━━ EXERCISE INPUT ━━
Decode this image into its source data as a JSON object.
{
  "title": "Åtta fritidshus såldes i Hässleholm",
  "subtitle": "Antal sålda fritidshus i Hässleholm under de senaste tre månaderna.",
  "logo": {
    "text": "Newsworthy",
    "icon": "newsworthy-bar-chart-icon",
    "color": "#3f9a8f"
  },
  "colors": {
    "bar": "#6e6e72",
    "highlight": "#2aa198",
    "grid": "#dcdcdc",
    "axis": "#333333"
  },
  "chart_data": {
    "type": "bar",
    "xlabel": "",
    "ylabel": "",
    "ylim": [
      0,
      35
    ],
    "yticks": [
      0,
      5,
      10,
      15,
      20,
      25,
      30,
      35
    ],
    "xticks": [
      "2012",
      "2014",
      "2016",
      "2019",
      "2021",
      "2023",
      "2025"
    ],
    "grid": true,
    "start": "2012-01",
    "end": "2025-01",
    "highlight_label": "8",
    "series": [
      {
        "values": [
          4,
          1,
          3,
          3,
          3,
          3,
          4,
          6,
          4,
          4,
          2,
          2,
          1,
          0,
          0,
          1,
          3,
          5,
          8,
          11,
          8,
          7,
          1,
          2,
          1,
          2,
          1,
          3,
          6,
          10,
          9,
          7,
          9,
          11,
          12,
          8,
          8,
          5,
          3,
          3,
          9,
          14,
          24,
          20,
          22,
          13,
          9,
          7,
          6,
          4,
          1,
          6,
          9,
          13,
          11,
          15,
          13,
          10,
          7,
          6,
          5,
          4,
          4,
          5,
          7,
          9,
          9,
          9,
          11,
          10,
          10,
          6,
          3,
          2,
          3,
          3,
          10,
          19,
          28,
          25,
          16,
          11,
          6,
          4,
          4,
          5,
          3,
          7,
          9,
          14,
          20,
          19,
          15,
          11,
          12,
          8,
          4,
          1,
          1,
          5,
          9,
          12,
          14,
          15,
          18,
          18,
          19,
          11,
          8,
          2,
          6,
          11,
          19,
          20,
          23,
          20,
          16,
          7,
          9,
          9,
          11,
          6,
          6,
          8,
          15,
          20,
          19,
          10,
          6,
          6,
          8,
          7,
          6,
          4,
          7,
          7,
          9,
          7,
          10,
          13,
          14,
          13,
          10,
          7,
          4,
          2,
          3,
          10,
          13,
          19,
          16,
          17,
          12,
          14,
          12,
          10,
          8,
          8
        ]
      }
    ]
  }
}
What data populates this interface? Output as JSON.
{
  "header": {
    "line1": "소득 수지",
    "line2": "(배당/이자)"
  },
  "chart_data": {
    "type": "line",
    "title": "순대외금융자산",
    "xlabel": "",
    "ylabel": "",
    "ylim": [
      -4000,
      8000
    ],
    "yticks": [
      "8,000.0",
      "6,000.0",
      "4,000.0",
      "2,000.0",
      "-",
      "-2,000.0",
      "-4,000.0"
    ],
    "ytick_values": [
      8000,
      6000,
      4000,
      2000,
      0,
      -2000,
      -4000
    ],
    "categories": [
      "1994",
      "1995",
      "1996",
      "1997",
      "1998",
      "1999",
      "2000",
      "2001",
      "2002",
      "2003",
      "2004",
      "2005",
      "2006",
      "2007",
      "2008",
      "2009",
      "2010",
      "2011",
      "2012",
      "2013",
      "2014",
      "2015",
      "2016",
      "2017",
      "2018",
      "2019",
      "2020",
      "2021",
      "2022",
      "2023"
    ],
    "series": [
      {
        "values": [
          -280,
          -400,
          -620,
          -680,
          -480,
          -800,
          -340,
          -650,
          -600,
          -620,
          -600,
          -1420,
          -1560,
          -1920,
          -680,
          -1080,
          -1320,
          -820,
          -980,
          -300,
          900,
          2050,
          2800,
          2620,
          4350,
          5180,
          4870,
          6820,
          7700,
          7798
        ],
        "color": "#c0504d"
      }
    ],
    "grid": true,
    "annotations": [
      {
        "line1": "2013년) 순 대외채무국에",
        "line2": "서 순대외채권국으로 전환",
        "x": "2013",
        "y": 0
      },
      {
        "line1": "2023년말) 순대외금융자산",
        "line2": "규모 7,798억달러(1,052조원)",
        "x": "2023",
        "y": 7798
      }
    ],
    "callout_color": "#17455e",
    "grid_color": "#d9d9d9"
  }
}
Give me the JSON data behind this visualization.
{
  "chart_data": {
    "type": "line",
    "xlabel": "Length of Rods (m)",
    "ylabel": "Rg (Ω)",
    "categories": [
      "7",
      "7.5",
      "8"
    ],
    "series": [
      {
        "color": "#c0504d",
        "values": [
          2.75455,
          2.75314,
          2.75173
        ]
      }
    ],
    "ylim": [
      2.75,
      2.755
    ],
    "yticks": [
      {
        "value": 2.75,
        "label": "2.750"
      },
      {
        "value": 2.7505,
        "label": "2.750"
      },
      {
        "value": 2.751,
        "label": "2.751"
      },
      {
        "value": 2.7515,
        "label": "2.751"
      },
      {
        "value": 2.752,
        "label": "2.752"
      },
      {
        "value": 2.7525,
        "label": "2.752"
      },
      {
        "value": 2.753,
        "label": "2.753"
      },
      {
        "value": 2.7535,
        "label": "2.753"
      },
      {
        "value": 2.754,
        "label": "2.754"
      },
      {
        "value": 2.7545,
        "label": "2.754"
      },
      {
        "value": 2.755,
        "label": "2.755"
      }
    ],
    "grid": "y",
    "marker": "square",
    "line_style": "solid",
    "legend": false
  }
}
━━━
Each line must be given again exactly as written above.

Decode this image into its source data as a JSON object.
{
  "title": "Åtta fritidshus såldes i Hässleholm",
  "subtitle": "Antal sålda fritidshus i Hässleholm under de senaste tre månaderna.",
  "logo": {
    "text": "Newsworthy",
    "icon": "newsworthy-bar-chart-icon",
    "color": "#3f9a8f"
  },
  "colors": {
    "bar": "#6e6e72",
    "highlight": "#2aa198",
    "grid": "#dcdcdc",
    "axis": "#333333"
  },
  "chart_data": {
    "type": "bar",
    "xlabel": "",
    "ylabel": "",
    "ylim": [
      0,
      35
    ],
    "yticks": [
      0,
      5,
      10,
      15,
      20,
      25,
      30,
      35
    ],
    "xticks": [
      "2012",
      "2014",
      "2016",
      "2019",
      "2021",
      "2023",
      "2025"
    ],
    "grid": true,
    "start": "2012-01",
    "end": "2025-01",
    "highlight_label": "8",
    "series": [
      {
        "values": [
          4,
          1,
          3,
          3,
          3,
          3,
          4,
          6,
          4,
          4,
          2,
          2,
          1,
          0,
          0,
          1,
          3,
          5,
          8,
          11,
          8,
          7,
          1,
          2,
          1,
          2,
          1,
          3,
          6,
          10,
          9,
          7,
          9,
          11,
          12,
          8,
          8,
          5,
          3,
          3,
          9,
          14,
          24,
          20,
          22,
          13,
          9,
          7,
          6,
          4,
          1,
          6,
          9,
          13,
          11,
          15,
          13,
          10,
          7,
          6,
          5,
          4,
          4,
          5,
          7,
          9,
          9,
          9,
          11,
          10,
          10,
          6,
          3,
          2,
          3,
          3,
          10,
          19,
          28,
          25,
          16,
          11,
          6,
          4,
          4,
          5,
          3,
          7,
          9,
          14,
          20,
          19,
          15,
          11,
          12,
          8,
          4,
          1,
          1,
          5,
          9,
          12,
          14,
          15,
          18,
          18,
          19,
          11,
          8,
          2,
          6,
          11,
          19,
          20,
          23,
          20,
          16,
          7,
          9,
          9,
          11,
          6,
          6,
          8,
          15,
          20,
          19,
          10,
          6,
          6,
          8,
          7,
          6,
          4,
          7,
          7,
          9,
          7,
          10,
          13,
          14,
          13,
          10,
          7,
          4,
          2,
          3,
          10,
          13,
          19,
          16,
          17,
          12,
          14,
          12,
          10,
          8,
          8
        ]
      }
    ]
  }
}
What data populates this interface? Output as JSON.
{
  "header": {
    "line1": "소득 수지",
    "line2": "(배당/이자)"
  },
  "chart_data": {
    "type": "line",
    "title": "순대외금융자산",
    "xlabel": "",
    "ylabel": "",
    "ylim": [
      -4000,
      8000
    ],
    "yticks": [
      "8,000.0",
      "6,000.0",
      "4,000.0",
      "2,000.0",
      "-",
      "-2,000.0",
      "-4,000.0"
    ],
    "ytick_values": [
      8000,
      6000,
      4000,
      2000,
      0,
      -2000,
      -4000
    ],
    "categories": [
      "1994",
      "1995",
      "1996",
      "1997",
      "1998",
      "1999",
      "2000",
      "2001",
      "2002",
      "2003",
      "2004",
      "2005",
      "2006",
      "2007",
      "2008",
      "2009",
      "2010",
      "2011",
      "2012",
      "2013",
      "2014",
      "2015",
      "2016",
      "2017",
      "2018",
      "2019",
      "2020",
      "2021",
      "2022",
      "2023"
    ],
    "series": [
      {
        "values": [
          -280,
          -400,
          -620,
          -680,
          -480,
          -800,
          -340,
          -650,
          -600,
          -620,
          -600,
          -1420,
          -1560,
          -1920,
          -680,
          -1080,
          -1320,
          -820,
          -980,
          -300,
          900,
          2050,
          2800,
          2620,
          4350,
          5180,
          4870,
          6820,
          7700,
          7798
        ],
        "color": "#c0504d"
      }
    ],
    "grid": true,
    "annotations": [
      {
        "line1": "2013년) 순 대외채무국에",
        "line2": "서 순대외채권국으로 전환",
        "x": "2013",
        "y": 0
      },
      {
        "line1": "2023년말) 순대외금융자산",
        "line2": "규모 7,798억달러(1,052조원)",
        "x": "2023",
        "y": 7798
      }
    ],
    "callout_color": "#17455e",
    "grid_color": "#d9d9d9"
  }
}
Give me the JSON data behind this visualization.
{
  "chart_data": {
    "type": "line",
    "xlabel": "Length of Rods (m)",
    "ylabel": "Rg (Ω)",
    "categories": [
      "7",
      "7.5",
      "8"
    ],
    "series": [
      {
        "color": "#c0504d",
        "values": [
          2.75455,
          2.75314,
          2.75173
        ]
      }
    ],
    "ylim": [
      2.75,
      2.755
    ],
    "yticks": [
      {
        "value": 2.75,
        "label": "2.750"
      },
      {
        "value": 2.7505,
        "label": "2.750"
      },
      {
        "value": 2.751,
        "label": "2.751"
      },
      {
        "value": 2.7515,
        "label": "2.751"
      },
      {
        "value": 2.752,
        "label": "2.752"
      },
      {
        "value": 2.7525,
        "label": "2.752"
      },
      {
        "value": 2.753,
        "label": "2.753"
      },
      {
        "value": 2.7535,
        "label": "2.753"
      },
      {
        "value": 2.754,
        "label": "2.754"
      },
      {
        "value": 2.7545,
        "label": "2.754"
      },
      {
        "value": 2.755,
        "label": "2.755"
      }
    ],
    "grid": "y",
    "marker": "square",
    "line_style": "solid",
    "legend": false
  }
}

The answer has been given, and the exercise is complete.